START MATERIAL FOR THIS EXERCISE

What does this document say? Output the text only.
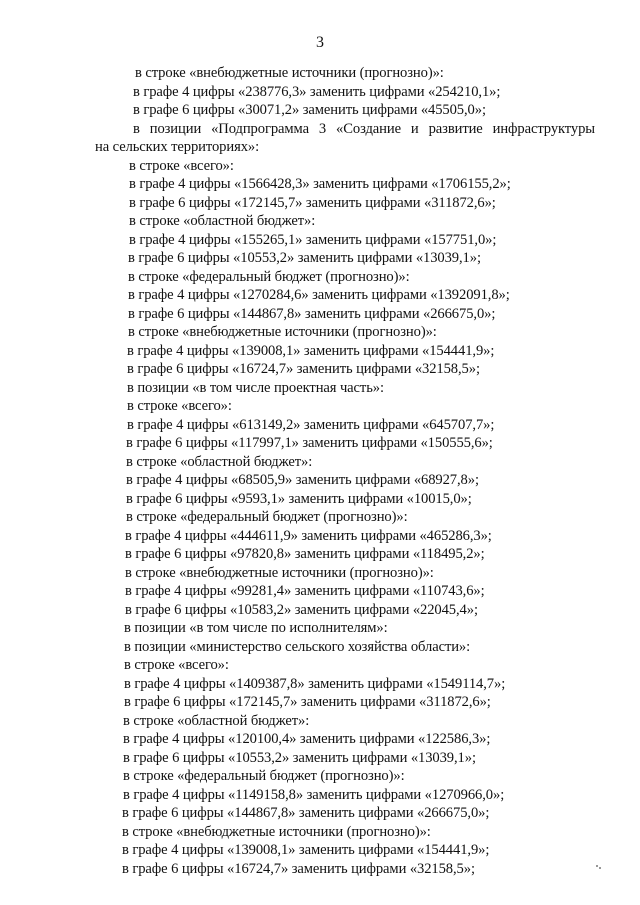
3
в строке «внебюджетные источники (прогнозно)»:
в графе 4 цифры «238776,3» заменить цифрами «254210,1»;
в графе 6 цифры «30071,2» заменить цифрами «45505,0»;
в позиции «Подпрограмма 3 «Создание и развитие инфраструктуры
на сельских территориях»:
в строке «всего»:
в графе 4 цифры «1566428,3» заменить цифрами «1706155,2»;
в графе 6 цифры «172145,7» заменить цифрами «311872,6»;
в строке «областной бюджет»:
в графе 4 цифры «155265,1» заменить цифрами «157751,0»;
в графе 6 цифры «10553,2» заменить цифрами «13039,1»;
в строке «федеральный бюджет (прогнозно)»:
в графе 4 цифры «1270284,6» заменить цифрами «1392091,8»;
в графе 6 цифры «144867,8» заменить цифрами «266675,0»;
в строке «внебюджетные источники (прогнозно)»:
в графе 4 цифры «139008,1» заменить цифрами «154441,9»;
в графе 6 цифры «16724,7» заменить цифрами «32158,5»;
в позиции «в том числе проектная часть»:
в строке «всего»:
в графе 4 цифры «613149,2» заменить цифрами «645707,7»;
в графе 6 цифры «117997,1» заменить цифрами «150555,6»;
в строке «областной бюджет»:
в графе 4 цифры «68505,9» заменить цифрами «68927,8»;
в графе 6 цифры «9593,1» заменить цифрами «10015,0»;
в строке «федеральный бюджет (прогнозно)»:
в графе 4 цифры «444611,9» заменить цифрами «465286,3»;
в графе 6 цифры «97820,8» заменить цифрами «118495,2»;
в строке «внебюджетные источники (прогнозно)»:
в графе 4 цифры «99281,4» заменить цифрами «110743,6»;
в графе 6 цифры «10583,2» заменить цифрами «22045,4»;
в позиции «в том числе по исполнителям»:
в позиции «министерство сельского хозяйства области»:
в строке «всего»:
в графе 4 цифры «1409387,8» заменить цифрами «1549114,7»;
в графе 6 цифры «172145,7» заменить цифрами «311872,6»;
в строке «областной бюджет»:
в графе 4 цифры «120100,4» заменить цифрами «122586,3»;
в графе 6 цифры «10553,2» заменить цифрами «13039,1»;
в строке «федеральный бюджет (прогнозно)»:
в графе 4 цифры «1149158,8» заменить цифрами «1270966,0»;
в графе 6 цифры «144867,8» заменить цифрами «266675,0»;
в строке «внебюджетные источники (прогнозно)»:
в графе 4 цифры «139008,1» заменить цифрами «154441,9»;
в графе 6 цифры «16724,7» заменить цифрами «32158,5»;
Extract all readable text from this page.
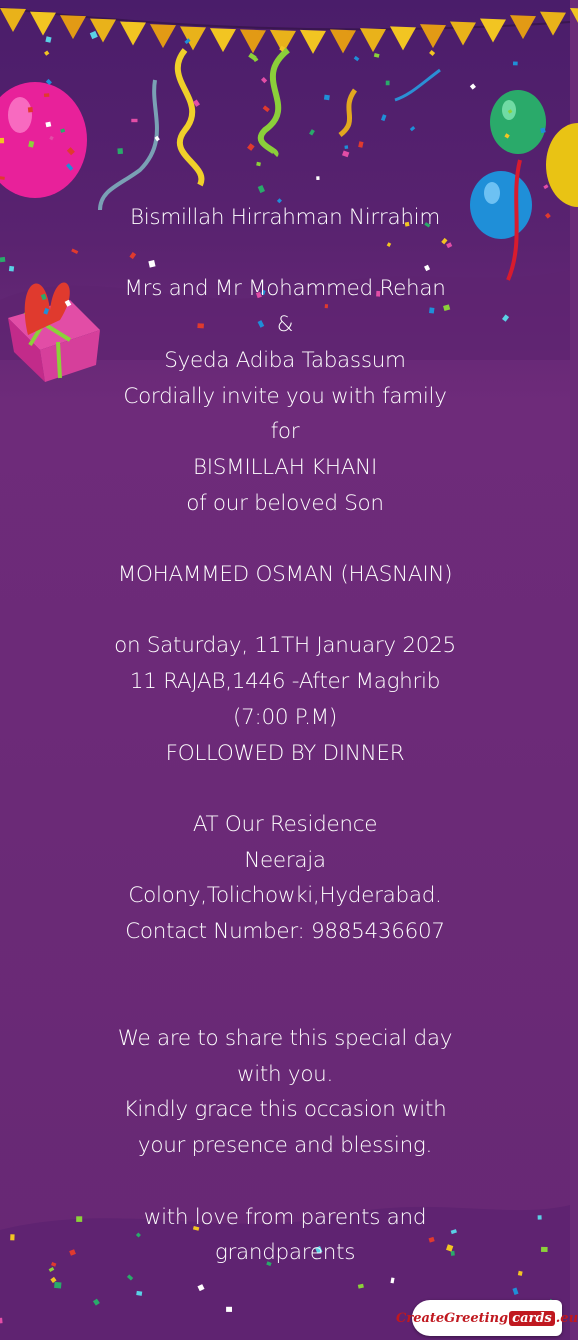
Bismillah Hirrahman Nirrahim
Mrs and Mr Mohammed Rehan
&
Syeda Adiba Tabassum
Cordially invite you with family
for
BISMILLAH KHANI
of our beloved Son
MOHAMMED OSMAN (HASNAIN)
on Saturday, 11TH January 2025
11 RAJAB,1446 -After Maghrib
(7:00 P.M)
FOLLOWED BY DINNER
AT Our Residence
Neeraja
Colony,Tolichowki,Hyderabad.
Contact Number: 9885436607
We are to share this special day
with you.
Kindly grace this occasion with
your presence and blessing.
with love from parents and
grandparents
CreateGreeting cards .eu
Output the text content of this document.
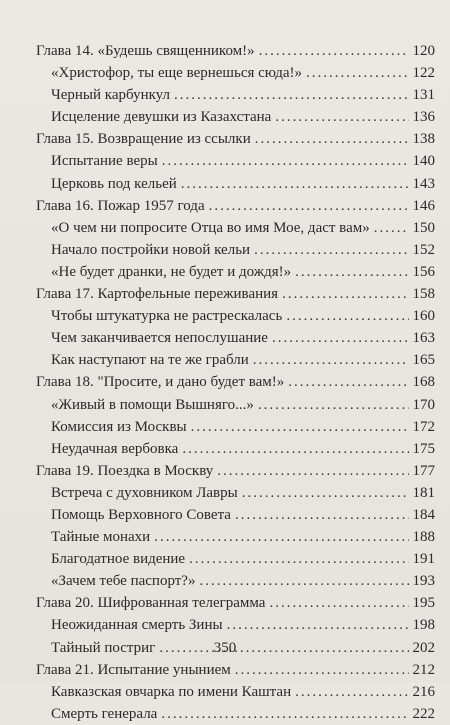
Глава 14. «Будешь священником!» .....	120
«Христофор, ты еще вернешься сюда!» .....	122
Черный карбункул .....	131
Исцеление девушки из Казахстана .....	136
Глава 15. Возвращение из ссылки .....	138
Испытание веры .....	140
Церковь под кельей .....	143
Глава 16. Пожар 1957 года .....	146
«О чем ни попросите Отца во имя Мое, даст вам» .....	150
Начало постройки новой кельи .....	152
«Не будет дранки, не будет и дождя!» .....	156
Глава 17. Картофельные переживания .....	158
Чтобы штукатурка не растрескалась .....	160
Чем заканчивается непослушание .....	163
Как наступают на те же грабли .....	165
Глава 18. "Просите, и дано будет вам!» .....	168
«Живый в помощи Вышняго...» .....	170
Комиссия из Москвы .....	172
Неудачная вербовка .....	175
Глава 19. Поездка в Москву .....	177
Встреча с духовником Лавры .....	181
Помощь Верховного Совета .....	184
Тайные монахи .....	188
Благодатное видение .....	191
«Зачем тебе паспорт?» .....	193
Глава 20. Шифрованная телеграмма .....	195
Неожиданная смерть Зины .....	198
Тайный постриг .....	202
Глава 21. Испытание унынием .....	212
Кавказская овчарка по имени Каштан .....	216
Смерть генерала .....	222
350
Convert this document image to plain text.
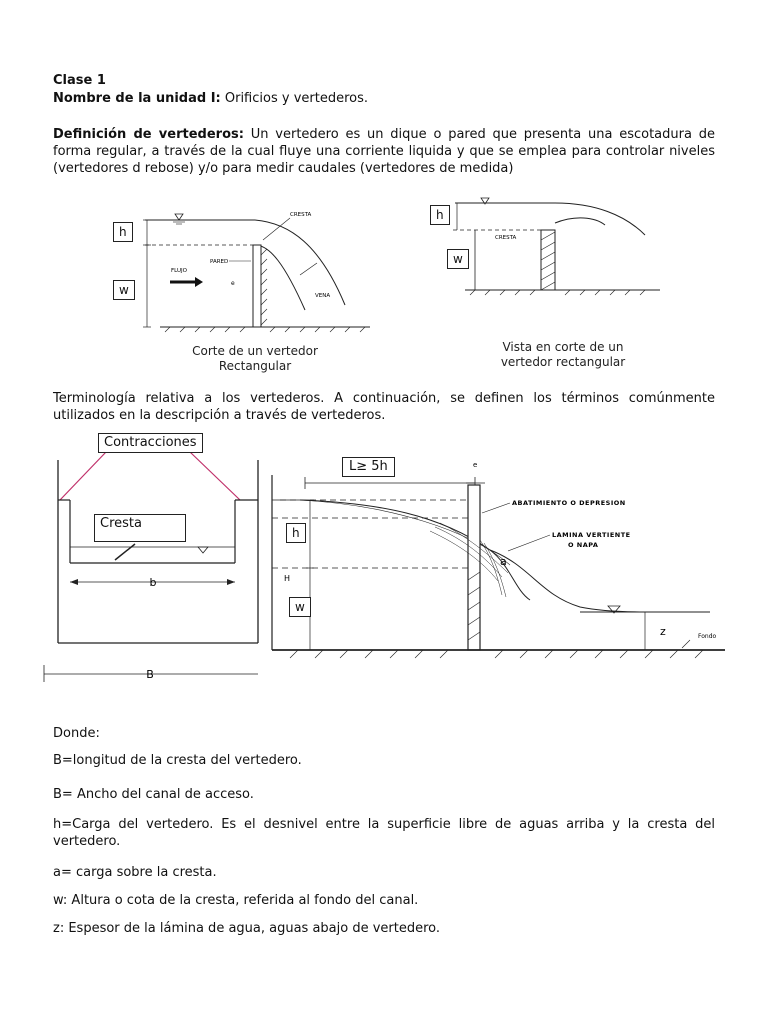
Clase 1
Nombre de la unidad I: Orificios y vertederos.
Definición de vertederos: Un vertedero es un dique o pared que presenta una escotadura de forma regular, a través de la cual fluye una corriente liquida y que se emplea para controlar niveles (vertedores d rebose) y/o para medir caudales (vertedores de medida)
FLUJO
PARED
CRESTA
VENA
e
h
w
Corte de un vertedor
Rectangular
CRESTA
h
w
Vista en corte de un
vertedor rectangular
Terminología relativa a los vertederos. A continuación, se definen los términos comúnmente utilizados en la descripción a través de vertederos.
b
B
Contracciones
Cresta
e
H
z	Fondo
ABATIMIENTO O DEPRESION
LAMINA VERTIENTE
O NAPA
a
L≥ 5h
h
w
Donde:
B=longitud de la cresta del vertedero.
B= Ancho del canal de acceso.
h=Carga del vertedero. Es el desnivel entre la superficie libre de aguas arriba y la cresta del vertedero.
a= carga sobre la cresta.
w: Altura o cota de la cresta, referida al fondo del canal.
z: Espesor de la lámina de agua, aguas abajo de vertedero.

END MATERIAL FOR THIS EXERCISE

PROBLEM TO WORK ON
Transcribe the records above verbatim. Do not carry over any picture.

CORRECT ANSWER
What does this document say? Output the text only.
3
в строке «внебюджетные источники (прогнозно)»:
в графе 4 цифры «238776,3» заменить цифрами «254210,1»;
в графе 6 цифры «30071,2» заменить цифрами «45505,0»;
в позиции «Подпрограмма 3 «Создание и развитие инфраструктуры
на сельских территориях»:
в строке «всего»:
в графе 4 цифры «1566428,3» заменить цифрами «1706155,2»;
в графе 6 цифры «172145,7» заменить цифрами «311872,6»;
в строке «областной бюджет»:
в графе 4 цифры «155265,1» заменить цифрами «157751,0»;
в графе 6 цифры «10553,2» заменить цифрами «13039,1»;
в строке «федеральный бюджет (прогнозно)»:
в графе 4 цифры «1270284,6» заменить цифрами «1392091,8»;
в графе 6 цифры «144867,8» заменить цифрами «266675,0»;
в строке «внебюджетные источники (прогнозно)»:
в графе 4 цифры «139008,1» заменить цифрами «154441,9»;
в графе 6 цифры «16724,7» заменить цифрами «32158,5»;
в позиции «в том числе проектная часть»:
в строке «всего»:
в графе 4 цифры «613149,2» заменить цифрами «645707,7»;
в графе 6 цифры «117997,1» заменить цифрами «150555,6»;
в строке «областной бюджет»:
в графе 4 цифры «68505,9» заменить цифрами «68927,8»;
в графе 6 цифры «9593,1» заменить цифрами «10015,0»;
в строке «федеральный бюджет (прогнозно)»:
в графе 4 цифры «444611,9» заменить цифрами «465286,3»;
в графе 6 цифры «97820,8» заменить цифрами «118495,2»;
в строке «внебюджетные источники (прогнозно)»:
в графе 4 цифры «99281,4» заменить цифрами «110743,6»;
в графе 6 цифры «10583,2» заменить цифрами «22045,4»;
в позиции «в том числе по исполнителям»:
в позиции «министерство сельского хозяйства области»:
в строке «всего»:
в графе 4 цифры «1409387,8» заменить цифрами «1549114,7»;
в графе 6 цифры «172145,7» заменить цифрами «311872,6»;
в строке «областной бюджет»:
в графе 4 цифры «120100,4» заменить цифрами «122586,3»;
в графе 6 цифры «10553,2» заменить цифрами «13039,1»;
в строке «федеральный бюджет (прогнозно)»:
в графе 4 цифры «1149158,8» заменить цифрами «1270966,0»;
в графе 6 цифры «144867,8» заменить цифрами «266675,0»;
в строке «внебюджетные источники (прогнозно)»:
в графе 4 цифры «139008,1» заменить цифрами «154441,9»;
в графе 6 цифры «16724,7» заменить цифрами «32158,5»;
Extract all readable text from this page.
Bismillah Hirrahman Nirrahim
Mrs and Mr Mohammed Rehan
&
Syeda Adiba Tabassum
Cordially invite you with family
for
BISMILLAH KHANI
of our beloved Son
MOHAMMED OSMAN (HASNAIN)
on Saturday, 11TH January 2025
11 RAJAB,1446 -After Maghrib
(7:00 P.M)
FOLLOWED BY DINNER
AT Our Residence
Neeraja
Colony,Tolichowki,Hyderabad.
Contact Number: 9885436607
We are to share this special day
with you.
Kindly grace this occasion with
your presence and blessing.
with love from parents and
grandparents
CreateGreeting cards .eu
Output the text content of this document.
Глава 14. «Будешь священником!» .....	120
«Христофор, ты еще вернешься сюда!» .....	122
Черный карбункул .....	131
Исцеление девушки из Казахстана .....	136
Глава 15. Возвращение из ссылки .....	138
Испытание веры .....	140
Церковь под кельей .....	143
Глава 16. Пожар 1957 года .....	146
«О чем ни попросите Отца во имя Мое, даст вам» .....	150
Начало постройки новой кельи .....	152
«Не будет дранки, не будет и дождя!» .....	156
Глава 17. Картофельные переживания .....	158
Чтобы штукатурка не растрескалась .....	160
Чем заканчивается непослушание .....	163
Как наступают на те же грабли .....	165
Глава 18. "Просите, и дано будет вам!» .....	168
«Живый в помощи Вышняго...» .....	170
Комиссия из Москвы .....	172
Неудачная вербовка .....	175
Глава 19. Поездка в Москву .....	177
Встреча с духовником Лавры .....	181
Помощь Верховного Совета .....	184
Тайные монахи .....	188
Благодатное видение .....	191
«Зачем тебе паспорт?» .....	193
Глава 20. Шифрованная телеграмма .....	195
Неожиданная смерть Зины .....	198
Тайный постриг .....	202
Глава 21. Испытание унынием .....	212
Кавказская овчарка по имени Каштан .....	216
Смерть генерала .....	222
350
Convert this document image to plain text.
Clase 1
Nombre de la unidad I: Orificios y vertederos.
Definición de vertederos: Un vertedero es un dique o pared que presenta una escotadura de forma regular, a través de la cual fluye una corriente liquida y que se emplea para controlar niveles (vertedores d rebose) y/o para medir caudales (vertedores de medida)
FLUJO
PARED
CRESTA
VENA
e
h
w
Corte de un vertedor
Rectangular
CRESTA
h
w
Vista en corte de un
vertedor rectangular
Terminología relativa a los vertederos. A continuación, se definen los términos comúnmente utilizados en la descripción a través de vertederos.
b
B
Contracciones
Cresta
e
H
z	Fondo
ABATIMIENTO O DEPRESION
LAMINA VERTIENTE
O NAPA
a
L≥ 5h
h
w
Donde:
B=longitud de la cresta del vertedero.
B= Ancho del canal de acceso.
h=Carga del vertedero. Es el desnivel entre la superficie libre de aguas arriba y la cresta del vertedero.
a= carga sobre la cresta.
w: Altura o cota de la cresta, referida al fondo del canal.
z: Espesor de la lámina de agua, aguas abajo de vertedero.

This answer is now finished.